| EXERCISE |
Below are records; work out how many of their lines hold the string "выходную" and give that number alone.

--- START DATA ENTRIES ---

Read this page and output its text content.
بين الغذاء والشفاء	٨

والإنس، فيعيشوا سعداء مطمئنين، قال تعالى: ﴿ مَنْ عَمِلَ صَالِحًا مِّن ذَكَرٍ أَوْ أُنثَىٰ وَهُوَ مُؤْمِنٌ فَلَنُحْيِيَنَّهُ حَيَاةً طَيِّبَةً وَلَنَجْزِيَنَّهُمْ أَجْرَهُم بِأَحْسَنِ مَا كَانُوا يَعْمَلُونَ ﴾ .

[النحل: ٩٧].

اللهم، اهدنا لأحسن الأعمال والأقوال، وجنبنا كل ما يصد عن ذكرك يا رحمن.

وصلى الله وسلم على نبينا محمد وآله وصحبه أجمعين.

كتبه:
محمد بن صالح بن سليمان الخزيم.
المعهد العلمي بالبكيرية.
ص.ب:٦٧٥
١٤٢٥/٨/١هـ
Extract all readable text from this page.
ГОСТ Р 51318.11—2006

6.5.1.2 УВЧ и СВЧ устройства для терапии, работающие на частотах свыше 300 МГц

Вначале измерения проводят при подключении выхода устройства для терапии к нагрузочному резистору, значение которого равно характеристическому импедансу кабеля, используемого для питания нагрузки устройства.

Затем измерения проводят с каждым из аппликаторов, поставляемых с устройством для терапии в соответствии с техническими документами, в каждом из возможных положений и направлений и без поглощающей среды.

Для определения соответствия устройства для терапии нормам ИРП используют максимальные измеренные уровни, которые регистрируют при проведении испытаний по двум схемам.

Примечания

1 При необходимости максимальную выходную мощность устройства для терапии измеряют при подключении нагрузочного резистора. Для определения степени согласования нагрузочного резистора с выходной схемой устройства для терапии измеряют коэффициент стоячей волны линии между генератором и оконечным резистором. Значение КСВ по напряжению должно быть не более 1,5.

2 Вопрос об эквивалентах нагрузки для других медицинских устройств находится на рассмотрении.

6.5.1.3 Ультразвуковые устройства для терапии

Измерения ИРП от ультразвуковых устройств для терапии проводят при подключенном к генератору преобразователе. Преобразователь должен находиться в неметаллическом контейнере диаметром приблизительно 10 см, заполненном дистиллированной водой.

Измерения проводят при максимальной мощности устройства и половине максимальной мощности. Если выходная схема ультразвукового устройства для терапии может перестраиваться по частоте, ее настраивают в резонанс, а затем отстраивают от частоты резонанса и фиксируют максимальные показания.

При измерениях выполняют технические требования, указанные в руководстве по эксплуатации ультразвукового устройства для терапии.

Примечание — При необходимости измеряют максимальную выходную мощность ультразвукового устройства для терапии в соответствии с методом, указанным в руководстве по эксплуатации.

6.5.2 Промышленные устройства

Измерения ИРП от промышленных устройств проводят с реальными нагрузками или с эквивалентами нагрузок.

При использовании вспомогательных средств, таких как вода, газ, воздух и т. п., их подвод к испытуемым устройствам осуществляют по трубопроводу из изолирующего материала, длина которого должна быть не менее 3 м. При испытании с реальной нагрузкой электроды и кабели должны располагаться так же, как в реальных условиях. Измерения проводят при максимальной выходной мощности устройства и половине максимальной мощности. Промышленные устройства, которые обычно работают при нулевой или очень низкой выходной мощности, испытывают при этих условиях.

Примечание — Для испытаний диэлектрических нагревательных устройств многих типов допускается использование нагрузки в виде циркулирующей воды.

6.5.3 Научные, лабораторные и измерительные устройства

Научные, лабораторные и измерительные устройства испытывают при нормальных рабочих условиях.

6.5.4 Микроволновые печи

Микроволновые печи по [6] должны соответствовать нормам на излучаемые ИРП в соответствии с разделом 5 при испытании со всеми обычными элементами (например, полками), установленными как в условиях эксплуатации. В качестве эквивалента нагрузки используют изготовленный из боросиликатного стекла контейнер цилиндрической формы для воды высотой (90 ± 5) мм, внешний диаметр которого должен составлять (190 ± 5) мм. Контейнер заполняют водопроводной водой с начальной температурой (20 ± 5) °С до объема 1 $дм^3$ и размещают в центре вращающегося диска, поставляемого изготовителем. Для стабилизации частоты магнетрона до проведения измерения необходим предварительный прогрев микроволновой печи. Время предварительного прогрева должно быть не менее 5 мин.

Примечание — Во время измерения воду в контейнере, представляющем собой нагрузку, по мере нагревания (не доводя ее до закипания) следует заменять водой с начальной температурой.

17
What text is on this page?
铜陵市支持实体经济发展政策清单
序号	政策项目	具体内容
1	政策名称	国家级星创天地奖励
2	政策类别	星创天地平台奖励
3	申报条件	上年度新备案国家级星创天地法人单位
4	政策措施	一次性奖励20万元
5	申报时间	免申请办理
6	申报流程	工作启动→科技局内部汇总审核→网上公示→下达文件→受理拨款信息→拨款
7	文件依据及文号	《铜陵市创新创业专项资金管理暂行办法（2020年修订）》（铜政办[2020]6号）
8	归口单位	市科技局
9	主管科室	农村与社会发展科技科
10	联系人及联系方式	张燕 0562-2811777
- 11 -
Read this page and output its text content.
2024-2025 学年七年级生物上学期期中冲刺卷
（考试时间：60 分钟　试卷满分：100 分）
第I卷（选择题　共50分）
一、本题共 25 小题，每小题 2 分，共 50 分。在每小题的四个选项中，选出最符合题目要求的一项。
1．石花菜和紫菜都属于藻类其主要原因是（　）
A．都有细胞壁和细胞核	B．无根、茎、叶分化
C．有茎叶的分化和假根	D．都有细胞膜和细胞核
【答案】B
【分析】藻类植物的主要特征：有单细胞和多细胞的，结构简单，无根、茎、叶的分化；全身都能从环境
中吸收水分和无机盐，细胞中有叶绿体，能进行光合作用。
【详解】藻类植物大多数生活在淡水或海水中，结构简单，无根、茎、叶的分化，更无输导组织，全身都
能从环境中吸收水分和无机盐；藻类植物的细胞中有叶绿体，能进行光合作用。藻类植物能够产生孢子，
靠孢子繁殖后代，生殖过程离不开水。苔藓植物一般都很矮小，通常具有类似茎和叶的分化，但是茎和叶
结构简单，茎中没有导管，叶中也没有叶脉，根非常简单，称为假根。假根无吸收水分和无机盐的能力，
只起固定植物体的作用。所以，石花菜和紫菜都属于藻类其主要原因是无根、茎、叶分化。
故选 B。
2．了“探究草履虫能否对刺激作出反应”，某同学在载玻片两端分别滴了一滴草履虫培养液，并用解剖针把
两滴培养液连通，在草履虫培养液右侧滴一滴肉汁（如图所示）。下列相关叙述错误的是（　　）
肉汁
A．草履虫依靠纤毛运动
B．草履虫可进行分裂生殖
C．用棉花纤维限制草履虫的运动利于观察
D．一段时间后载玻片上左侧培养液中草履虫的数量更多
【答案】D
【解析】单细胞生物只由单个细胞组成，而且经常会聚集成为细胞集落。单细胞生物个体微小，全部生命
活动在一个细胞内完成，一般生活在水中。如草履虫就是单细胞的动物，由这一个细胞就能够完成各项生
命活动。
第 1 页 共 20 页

--- END DATA ENTRIES ---

| RESPONSE FOR THIS EXERCISE |
2